**Problem to work on**:
Reproduce the material below line for line, with no changes.

**Input records**:
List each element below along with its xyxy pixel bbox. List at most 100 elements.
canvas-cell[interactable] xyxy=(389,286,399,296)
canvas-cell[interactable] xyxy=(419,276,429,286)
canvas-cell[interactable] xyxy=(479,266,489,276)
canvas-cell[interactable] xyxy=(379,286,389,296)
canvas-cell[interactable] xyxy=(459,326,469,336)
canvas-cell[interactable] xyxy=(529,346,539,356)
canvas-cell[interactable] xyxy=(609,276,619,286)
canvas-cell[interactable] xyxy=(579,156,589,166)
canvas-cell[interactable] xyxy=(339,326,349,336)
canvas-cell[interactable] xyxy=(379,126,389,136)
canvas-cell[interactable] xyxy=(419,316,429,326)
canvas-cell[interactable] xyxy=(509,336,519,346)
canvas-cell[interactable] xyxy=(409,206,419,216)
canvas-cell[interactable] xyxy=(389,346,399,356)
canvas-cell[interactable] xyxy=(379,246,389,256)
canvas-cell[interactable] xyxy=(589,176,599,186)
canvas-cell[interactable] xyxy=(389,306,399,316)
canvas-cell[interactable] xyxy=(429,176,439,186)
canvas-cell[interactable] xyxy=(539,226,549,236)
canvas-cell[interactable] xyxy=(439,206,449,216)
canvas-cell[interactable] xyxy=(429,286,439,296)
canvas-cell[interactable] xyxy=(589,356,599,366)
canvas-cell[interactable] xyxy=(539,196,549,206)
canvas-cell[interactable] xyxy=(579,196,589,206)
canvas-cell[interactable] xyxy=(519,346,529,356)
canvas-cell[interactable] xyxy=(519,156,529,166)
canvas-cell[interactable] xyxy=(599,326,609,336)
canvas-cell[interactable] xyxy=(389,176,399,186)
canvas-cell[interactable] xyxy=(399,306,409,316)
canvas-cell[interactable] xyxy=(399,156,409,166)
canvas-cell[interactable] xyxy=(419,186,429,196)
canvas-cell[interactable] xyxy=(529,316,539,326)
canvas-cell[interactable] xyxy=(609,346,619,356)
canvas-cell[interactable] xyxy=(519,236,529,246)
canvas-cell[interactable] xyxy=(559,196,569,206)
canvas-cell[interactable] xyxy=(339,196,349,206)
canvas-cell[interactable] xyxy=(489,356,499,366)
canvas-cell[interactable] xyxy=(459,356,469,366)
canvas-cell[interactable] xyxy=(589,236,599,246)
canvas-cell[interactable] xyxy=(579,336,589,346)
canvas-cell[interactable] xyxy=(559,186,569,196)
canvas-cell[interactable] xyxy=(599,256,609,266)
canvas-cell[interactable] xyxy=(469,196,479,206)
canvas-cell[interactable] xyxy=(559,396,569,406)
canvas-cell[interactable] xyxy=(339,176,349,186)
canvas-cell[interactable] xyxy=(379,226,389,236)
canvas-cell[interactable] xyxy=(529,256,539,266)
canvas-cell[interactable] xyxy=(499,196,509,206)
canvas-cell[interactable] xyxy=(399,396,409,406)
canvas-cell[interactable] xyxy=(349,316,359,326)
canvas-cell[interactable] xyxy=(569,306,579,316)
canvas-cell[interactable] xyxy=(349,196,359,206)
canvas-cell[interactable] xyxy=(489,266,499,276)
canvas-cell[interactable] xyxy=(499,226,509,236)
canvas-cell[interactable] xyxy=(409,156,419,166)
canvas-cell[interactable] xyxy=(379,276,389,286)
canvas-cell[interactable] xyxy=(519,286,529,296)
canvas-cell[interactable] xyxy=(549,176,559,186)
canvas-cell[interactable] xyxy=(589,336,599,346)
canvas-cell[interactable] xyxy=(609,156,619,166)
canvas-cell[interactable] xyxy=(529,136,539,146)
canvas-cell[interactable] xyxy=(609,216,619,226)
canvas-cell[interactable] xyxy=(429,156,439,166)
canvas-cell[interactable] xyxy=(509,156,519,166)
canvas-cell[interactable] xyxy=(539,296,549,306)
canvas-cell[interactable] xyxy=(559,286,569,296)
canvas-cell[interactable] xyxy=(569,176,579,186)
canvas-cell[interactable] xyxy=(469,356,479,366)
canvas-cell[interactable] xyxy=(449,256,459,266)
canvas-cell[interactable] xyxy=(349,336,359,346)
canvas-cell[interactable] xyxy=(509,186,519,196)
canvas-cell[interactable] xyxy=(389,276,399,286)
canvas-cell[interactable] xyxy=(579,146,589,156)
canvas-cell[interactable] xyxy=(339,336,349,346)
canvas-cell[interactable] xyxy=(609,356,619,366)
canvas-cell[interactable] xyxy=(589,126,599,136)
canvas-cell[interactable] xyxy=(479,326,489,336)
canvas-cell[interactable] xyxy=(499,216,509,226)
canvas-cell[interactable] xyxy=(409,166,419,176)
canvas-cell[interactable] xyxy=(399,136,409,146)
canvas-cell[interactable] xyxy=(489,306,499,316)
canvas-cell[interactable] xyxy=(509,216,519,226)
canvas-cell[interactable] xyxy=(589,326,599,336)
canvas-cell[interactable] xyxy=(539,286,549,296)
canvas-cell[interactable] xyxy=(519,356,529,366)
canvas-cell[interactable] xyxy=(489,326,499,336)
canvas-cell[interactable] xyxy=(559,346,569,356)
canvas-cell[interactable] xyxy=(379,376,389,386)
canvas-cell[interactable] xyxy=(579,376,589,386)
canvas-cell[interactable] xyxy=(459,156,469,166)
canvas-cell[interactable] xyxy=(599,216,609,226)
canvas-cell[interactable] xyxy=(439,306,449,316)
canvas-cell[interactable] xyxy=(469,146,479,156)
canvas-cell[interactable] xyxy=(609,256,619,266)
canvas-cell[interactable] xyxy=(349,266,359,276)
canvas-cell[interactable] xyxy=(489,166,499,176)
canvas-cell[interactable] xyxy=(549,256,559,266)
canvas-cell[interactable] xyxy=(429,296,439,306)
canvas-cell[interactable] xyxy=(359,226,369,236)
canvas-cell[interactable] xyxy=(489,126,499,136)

**Response to this exercise**:
List each element below along with its xyxy pixel bbox. List at most 100 elements.
canvas-cell[interactable] xyxy=(389,286,399,296)
canvas-cell[interactable] xyxy=(419,276,429,286)
canvas-cell[interactable] xyxy=(479,266,489,276)
canvas-cell[interactable] xyxy=(379,286,389,296)
canvas-cell[interactable] xyxy=(459,326,469,336)
canvas-cell[interactable] xyxy=(529,346,539,356)
canvas-cell[interactable] xyxy=(609,276,619,286)
canvas-cell[interactable] xyxy=(579,156,589,166)
canvas-cell[interactable] xyxy=(339,326,349,336)
canvas-cell[interactable] xyxy=(379,126,389,136)
canvas-cell[interactable] xyxy=(419,316,429,326)
canvas-cell[interactable] xyxy=(509,336,519,346)
canvas-cell[interactable] xyxy=(409,206,419,216)
canvas-cell[interactable] xyxy=(389,346,399,356)
canvas-cell[interactable] xyxy=(379,246,389,256)
canvas-cell[interactable] xyxy=(589,176,599,186)
canvas-cell[interactable] xyxy=(389,306,399,316)
canvas-cell[interactable] xyxy=(429,176,439,186)
canvas-cell[interactable] xyxy=(539,226,549,236)
canvas-cell[interactable] xyxy=(439,206,449,216)
canvas-cell[interactable] xyxy=(429,286,439,296)
canvas-cell[interactable] xyxy=(589,356,599,366)
canvas-cell[interactable] xyxy=(539,196,549,206)
canvas-cell[interactable] xyxy=(579,196,589,206)
canvas-cell[interactable] xyxy=(519,346,529,356)
canvas-cell[interactable] xyxy=(519,156,529,166)
canvas-cell[interactable] xyxy=(599,326,609,336)
canvas-cell[interactable] xyxy=(389,176,399,186)
canvas-cell[interactable] xyxy=(399,306,409,316)
canvas-cell[interactable] xyxy=(399,156,409,166)
canvas-cell[interactable] xyxy=(419,186,429,196)
canvas-cell[interactable] xyxy=(529,316,539,326)
canvas-cell[interactable] xyxy=(609,346,619,356)
canvas-cell[interactable] xyxy=(519,236,529,246)
canvas-cell[interactable] xyxy=(559,196,569,206)
canvas-cell[interactable] xyxy=(339,196,349,206)
canvas-cell[interactable] xyxy=(489,356,499,366)
canvas-cell[interactable] xyxy=(459,356,469,366)
canvas-cell[interactable] xyxy=(589,236,599,246)
canvas-cell[interactable] xyxy=(579,336,589,346)
canvas-cell[interactable] xyxy=(559,186,569,196)
canvas-cell[interactable] xyxy=(599,256,609,266)
canvas-cell[interactable] xyxy=(469,196,479,206)
canvas-cell[interactable] xyxy=(559,396,569,406)
canvas-cell[interactable] xyxy=(339,176,349,186)
canvas-cell[interactable] xyxy=(379,226,389,236)
canvas-cell[interactable] xyxy=(529,256,539,266)
canvas-cell[interactable] xyxy=(499,196,509,206)
canvas-cell[interactable] xyxy=(399,396,409,406)
canvas-cell[interactable] xyxy=(349,316,359,326)
canvas-cell[interactable] xyxy=(569,306,579,316)
canvas-cell[interactable] xyxy=(349,196,359,206)
canvas-cell[interactable] xyxy=(489,266,499,276)
canvas-cell[interactable] xyxy=(499,226,509,236)
canvas-cell[interactable] xyxy=(409,156,419,166)
canvas-cell[interactable] xyxy=(379,276,389,286)
canvas-cell[interactable] xyxy=(519,286,529,296)
canvas-cell[interactable] xyxy=(549,176,559,186)
canvas-cell[interactable] xyxy=(589,336,599,346)
canvas-cell[interactable] xyxy=(609,156,619,166)
canvas-cell[interactable] xyxy=(529,136,539,146)
canvas-cell[interactable] xyxy=(609,216,619,226)
canvas-cell[interactable] xyxy=(429,156,439,166)
canvas-cell[interactable] xyxy=(509,156,519,166)
canvas-cell[interactable] xyxy=(539,296,549,306)
canvas-cell[interactable] xyxy=(559,286,569,296)
canvas-cell[interactable] xyxy=(569,176,579,186)
canvas-cell[interactable] xyxy=(469,356,479,366)
canvas-cell[interactable] xyxy=(449,256,459,266)
canvas-cell[interactable] xyxy=(349,336,359,346)
canvas-cell[interactable] xyxy=(509,186,519,196)
canvas-cell[interactable] xyxy=(389,276,399,286)
canvas-cell[interactable] xyxy=(579,146,589,156)
canvas-cell[interactable] xyxy=(339,336,349,346)
canvas-cell[interactable] xyxy=(609,356,619,366)
canvas-cell[interactable] xyxy=(589,126,599,136)
canvas-cell[interactable] xyxy=(479,326,489,336)
canvas-cell[interactable] xyxy=(499,216,509,226)
canvas-cell[interactable] xyxy=(409,166,419,176)
canvas-cell[interactable] xyxy=(399,136,409,146)
canvas-cell[interactable] xyxy=(489,306,499,316)
canvas-cell[interactable] xyxy=(509,216,519,226)
canvas-cell[interactable] xyxy=(589,326,599,336)
canvas-cell[interactable] xyxy=(539,286,549,296)
canvas-cell[interactable] xyxy=(519,356,529,366)
canvas-cell[interactable] xyxy=(489,326,499,336)
canvas-cell[interactable] xyxy=(559,346,569,356)
canvas-cell[interactable] xyxy=(379,376,389,386)
canvas-cell[interactable] xyxy=(579,376,589,386)
canvas-cell[interactable] xyxy=(459,156,469,166)
canvas-cell[interactable] xyxy=(599,216,609,226)
canvas-cell[interactable] xyxy=(439,306,449,316)
canvas-cell[interactable] xyxy=(469,146,479,156)
canvas-cell[interactable] xyxy=(609,256,619,266)
canvas-cell[interactable] xyxy=(349,266,359,276)
canvas-cell[interactable] xyxy=(489,166,499,176)
canvas-cell[interactable] xyxy=(549,256,559,266)
canvas-cell[interactable] xyxy=(429,296,439,306)
canvas-cell[interactable] xyxy=(359,226,369,236)
canvas-cell[interactable] xyxy=(489,126,499,136)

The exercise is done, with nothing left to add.